Task instructions: Every record should be written out exactly, with the pictures left out.

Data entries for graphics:
------

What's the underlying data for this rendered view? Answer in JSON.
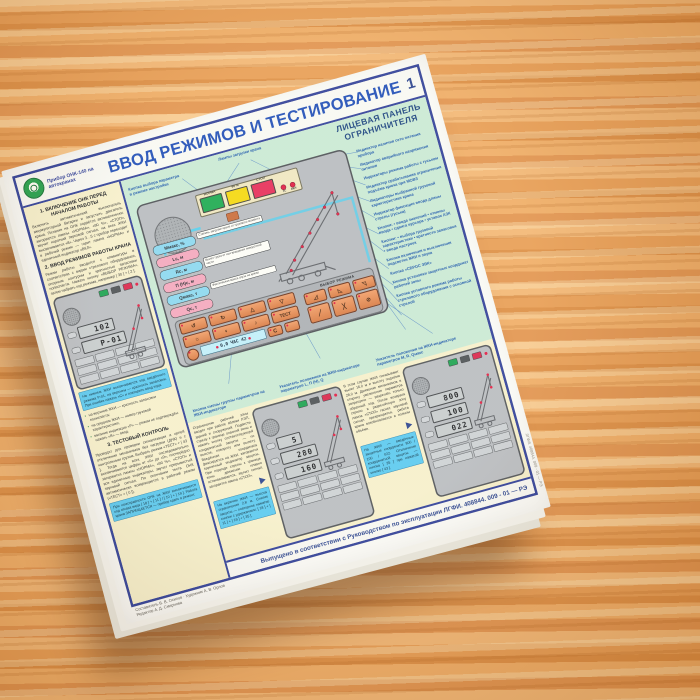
{
  "header": {
    "logo_caption": "Прибор ОНК-140 на автокранах",
    "title": "ВВОД РЕЖИМОВ И ТЕСТИРОВАНИЕ",
    "page_number": "1"
  },
  "panel": {
    "subtitle_line1": "ЛИЦЕВАЯ ПАНЕЛЬ",
    "subtitle_line2": "ОГРАНИЧИТЕЛЯ",
    "lamps": {
      "norm": "НОРМА",
      "warn": "90 %",
      "stop": "СТОП",
      "ts": "ТС",
      "on": "ВКЛ"
    },
    "params": [
      "Mмакс, %",
      "Lс, м",
      "Rс, м",
      "П (Н)с, м",
      "Qмакс, т",
      "Qс, т"
    ],
    "param_notes": [
      "Степень загрузки крана от грузового момента",
      "Вылет груза от оси вращения поворотной части",
      "Фактическая масса груза на крюке"
    ],
    "keypad": {
      "mode_header": "ВЫБОР РЕЖИМА",
      "test_label": "ТЕСТ",
      "clear_label": "C",
      "lcd_text": "0,0 ЧАС 42",
      "icons_row1": [
        "↺",
        "↻",
        "△",
        "▽"
      ],
      "icons_row2": [
        "☼",
        "◐",
        "♪"
      ],
      "mode_icons_row1": [
        "◿",
        "◺",
        "◹"
      ],
      "mode_icons_row2": [
        "╱",
        "╳",
        "⊘"
      ]
    },
    "callout_top": "Лампы загрузки крана",
    "callout_left": "Кнопка выбора параметра в режиме настройки",
    "callouts_right": [
      "Индикатор наличия сети питания прибора",
      "Индикатор аварийного напряжения питания",
      "Индикаторы режима работы с гуськом",
      "Индикатор срабатывания ограничения подъёма крюка при МОВЗ",
      "Индикаторы выбранной грузовой характеристики крана",
      "Индикатор фиксации ввода длины стрелы (гуська)",
      "Кнопки: • ввода значений • отмены ввода • сдвига курсора • уставок АЗК",
      "Кнопки: • выбора грузовой характеристики • кратности запасовки • ввода настроек",
      "Кнопка включения и выключения подсветки ЖКИ и звука",
      "Кнопка «СБРОС ЗВК»",
      "Кнопка установки защитных координат рабочей зоны",
      "Кнопка условного режима работы стрелового оборудования с основной стрелой"
    ],
    "callouts_bottom": [
      "Кнопка смены группы параметров на ЖКИ-индикаторе",
      "Указатель положения на ЖКИ-индикаторе параметров L, П (Н), Q",
      "Указатель положения на ЖКИ-индикаторе параметров M, R, Qмакс"
    ]
  },
  "left_column": {
    "s1_title": "1. ВКЛЮЧЕНИЕ ОНК ПЕРЕД НАЧАЛОМ РАБОТЫ",
    "s1_body": "Включить автоматический выключатель аккумуляторной батареи и запустить двигатель крана. Питание на ОНК подаётся автоматически: загораются лампы «НОРМА», «90 %», «СТОП», звучит короткий звуковой сигнал, на всех ЖКИ высвечивается «8». Через 3…5 с прибор переходит в рабочий режим — горит лампа «НОРМА» и единичный индикатор «ВКЛ».",
    "s2_title": "2. ВВОД РЕЖИМОВ РАБОТЫ КРАНА",
    "s2_body": "Режим работы вводится с клавиатуры в соответствии с видом стрелового оборудования, опорным контуром и кратностью запасовки полиспаста. Нажать кнопку «ВЫБОР РЕЖИМА», затем набрать код режима, например [ 30 ] + [ 2 ]:",
    "note1": "На нижнем ЖКИ высвечивается код введённого режима Р-01, на верхнем — кратность запасовки. При ошибке нажать «С» и повторить ввод кода.",
    "bullets": [
      "на верхнем ЖКИ — кратность запасовки полиспаста;",
      "на среднем ЖКИ — номер грузовой характеристики;",
      "мигание индикации «Р» — режим не подтверждён: нажать «В» — ввод."
    ],
    "s3_title": "3. ТЕСТОВЫЙ КОНТРОЛЬ",
    "s3_body": "Проводят для проверки сигнализации и цепей отключения механизмов без нагрузки (ДНК) и с контрольным грузом. Выбрать режим «ТЕСТ» + [ 43 ]. Тогда на всех ЖКИ последовательно высвечиваются цифры от «0» до «9», поочерёдно загораются лампы «НОРМА», «90 %», «СТОП» и все единичные индикаторы, звучит прерывистый звуковой сигнал. По окончании теста ОНК автоматически возвращается в рабочий режим («ТЕСТ» + [ 0 ]).",
    "note2": "При неисправности ОНК на ЖКИ высвечивается код отказа вида [ 18 ] + [ 11 ] / [ 10 ] + [ 19 ]. Работа крана ЗАПРЕЩАЕТСЯ — прибор сдать в ремонт."
  },
  "band": {
    "col1_body": "Ограничение рабочей зоны вводят при работе вблизи ЛЭП, зданий и сооружений. Подвести стрелу к границе опасной зоны и нажать кнопку соответствующей координатной защиты — по высоте, повороту или вылету. Введённая координата фиксируется на ЖКИ, загорается единичный индикатор защиты. При подходе стрелы к границе зоны движение плавно останавливается, звучит сигнал, загорается лампа «СТОП».",
    "col1_note": "На верхнем ЖКИ — высота ограничения 2,8 м. Снятие защиты — повторное нажатие кнопки с удержанием: [ 18 ] + [ 11 ] + [ 19 ] + [ 35 ].",
    "col2_body": "В этом случае ЖКИ показывают вылет 16,0 м и высоту подъёма 28,0 м. Движение механизмов в сторону увеличения параметра запрещено — разрешён только обратный ход. После возврата стрелы в разрешённую зону лампа «СТОП» гаснет, звуковой сигнал прекращается, работа крана возобновляется в полном объёме.",
    "col2_note": "На ЖКИ — введённые защитные координаты 800 / 100 / 022. Отключение координатной защиты — кнопка [ 35 ] при нажатой кнопке [ 43 ]."
  },
  "displays": {
    "panel_a": [
      "102",
      "Р-01"
    ],
    "panel_b": [
      "5",
      "280",
      "160"
    ],
    "panel_c": [
      "800",
      "100",
      "022"
    ]
  },
  "footer": {
    "issue": "Выпущено в соответствии с Руководством по эксплуатации ЛГФИ. 408844. 009 - 01 — РЭ",
    "credits_line1": "Составитель В. В. Осипов  ·  Художник А. В. Орлов",
    "credits_line2": "Редактор А. Д. Смирнова",
    "edge_text": "ЛГФИ. 408844. 009 - 01 — РЭ"
  }
}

------

Reply:
What's the underlying data for this rendered view? Answer in JSON.
{
  "header": {
    "logo_caption": "Прибор ОНК-140 на автокранах",
    "title": "ВВОД РЕЖИМОВ И ТЕСТИРОВАНИЕ",
    "page_number": "1"
  },
  "panel": {
    "subtitle_line1": "ЛИЦЕВАЯ ПАНЕЛЬ",
    "subtitle_line2": "ОГРАНИЧИТЕЛЯ",
    "lamps": {
      "norm": "НОРМА",
      "warn": "90 %",
      "stop": "СТОП",
      "ts": "ТС",
      "on": "ВКЛ"
    },
    "params": [
      "Mмакс, %",
      "Lс, м",
      "Rс, м",
      "П (Н)с, м",
      "Qмакс, т",
      "Qс, т"
    ],
    "param_notes": [
      "Степень загрузки крана от грузового момента",
      "Вылет груза от оси вращения поворотной части",
      "Фактическая масса груза на крюке"
    ],
    "keypad": {
      "mode_header": "ВЫБОР РЕЖИМА",
      "test_label": "ТЕСТ",
      "clear_label": "C",
      "lcd_text": "0,0 ЧАС 42",
      "icons_row1": [
        "↺",
        "↻",
        "△",
        "▽"
      ],
      "icons_row2": [
        "☼",
        "◐",
        "♪"
      ],
      "mode_icons_row1": [
        "◿",
        "◺",
        "◹"
      ],
      "mode_icons_row2": [
        "╱",
        "╳",
        "⊘"
      ]
    },
    "callout_top": "Лампы загрузки крана",
    "callout_left": "Кнопка выбора параметра в режиме настройки",
    "callouts_right": [
      "Индикатор наличия сети питания прибора",
      "Индикатор аварийного напряжения питания",
      "Индикаторы режима работы с гуськом",
      "Индикатор срабатывания ограничения подъёма крюка при МОВЗ",
      "Индикаторы выбранной грузовой характеристики крана",
      "Индикатор фиксации ввода длины стрелы (гуська)",
      "Кнопки: • ввода значений • отмены ввода • сдвига курсора • уставок АЗК",
      "Кнопки: • выбора грузовой характеристики • кратности запасовки • ввода настроек",
      "Кнопка включения и выключения подсветки ЖКИ и звука",
      "Кнопка «СБРОС ЗВК»",
      "Кнопка установки защитных координат рабочей зоны",
      "Кнопка условного режима работы стрелового оборудования с основной стрелой"
    ],
    "callouts_bottom": [
      "Кнопка смены группы параметров на ЖКИ-индикаторе",
      "Указатель положения на ЖКИ-индикаторе параметров L, П (Н), Q",
      "Указатель положения на ЖКИ-индикаторе параметров M, R, Qмакс"
    ]
  },
  "left_column": {
    "s1_title": "1. ВКЛЮЧЕНИЕ ОНК ПЕРЕД НАЧАЛОМ РАБОТЫ",
    "s1_body": "Включить автоматический выключатель аккумуляторной батареи и запустить двигатель крана. Питание на ОНК подаётся автоматически: загораются лампы «НОРМА», «90 %», «СТОП», звучит короткий звуковой сигнал, на всех ЖКИ высвечивается «8». Через 3…5 с прибор переходит в рабочий режим — горит лампа «НОРМА» и единичный индикатор «ВКЛ».",
    "s2_title": "2. ВВОД РЕЖИМОВ РАБОТЫ КРАНА",
    "s2_body": "Режим работы вводится с клавиатуры в соответствии с видом стрелового оборудования, опорным контуром и кратностью запасовки полиспаста. Нажать кнопку «ВЫБОР РЕЖИМА», затем набрать код режима, например [ 30 ] + [ 2 ]:",
    "note1": "На нижнем ЖКИ высвечивается код введённого режима Р-01, на верхнем — кратность запасовки. При ошибке нажать «С» и повторить ввод кода.",
    "bullets": [
      "на верхнем ЖКИ — кратность запасовки полиспаста;",
      "на среднем ЖКИ — номер грузовой характеристики;",
      "мигание индикации «Р» — режим не подтверждён: нажать «В» — ввод."
    ],
    "s3_title": "3. ТЕСТОВЫЙ КОНТРОЛЬ",
    "s3_body": "Проводят для проверки сигнализации и цепей отключения механизмов без нагрузки (ДНК) и с контрольным грузом. Выбрать режим «ТЕСТ» + [ 43 ]. Тогда на всех ЖКИ последовательно высвечиваются цифры от «0» до «9», поочерёдно загораются лампы «НОРМА», «90 %», «СТОП» и все единичные индикаторы, звучит прерывистый звуковой сигнал. По окончании теста ОНК автоматически возвращается в рабочий режим («ТЕСТ» + [ 0 ]).",
    "note2": "При неисправности ОНК на ЖКИ высвечивается код отказа вида [ 18 ] + [ 11 ] / [ 10 ] + [ 19 ]. Работа крана ЗАПРЕЩАЕТСЯ — прибор сдать в ремонт."
  },
  "band": {
    "col1_body": "Ограничение рабочей зоны вводят при работе вблизи ЛЭП, зданий и сооружений. Подвести стрелу к границе опасной зоны и нажать кнопку соответствующей координатной защиты — по высоте, повороту или вылету. Введённая координата фиксируется на ЖКИ, загорается единичный индикатор защиты. При подходе стрелы к границе зоны движение плавно останавливается, звучит сигнал, загорается лампа «СТОП».",
    "col1_note": "На верхнем ЖКИ — высота ограничения 2,8 м. Снятие защиты — повторное нажатие кнопки с удержанием: [ 18 ] + [ 11 ] + [ 19 ] + [ 35 ].",
    "col2_body": "В этом случае ЖКИ показывают вылет 16,0 м и высоту подъёма 28,0 м. Движение механизмов в сторону увеличения параметра запрещено — разрешён только обратный ход. После возврата стрелы в разрешённую зону лампа «СТОП» гаснет, звуковой сигнал прекращается, работа крана возобновляется в полном объёме.",
    "col2_note": "На ЖКИ — введённые защитные координаты 800 / 100 / 022. Отключение координатной защиты — кнопка [ 35 ] при нажатой кнопке [ 43 ]."
  },
  "displays": {
    "panel_a": [
      "102",
      "Р-01"
    ],
    "panel_b": [
      "5",
      "280",
      "160"
    ],
    "panel_c": [
      "800",
      "100",
      "022"
    ]
  },
  "footer": {
    "issue": "Выпущено в соответствии с Руководством по эксплуатации ЛГФИ. 408844. 009 - 01 — РЭ",
    "credits_line1": "Составитель В. В. Осипов  ·  Художник А. В. Орлов",
    "credits_line2": "Редактор А. Д. Смирнова",
    "edge_text": "ЛГФИ. 408844. 009 - 01 — РЭ"
  }
}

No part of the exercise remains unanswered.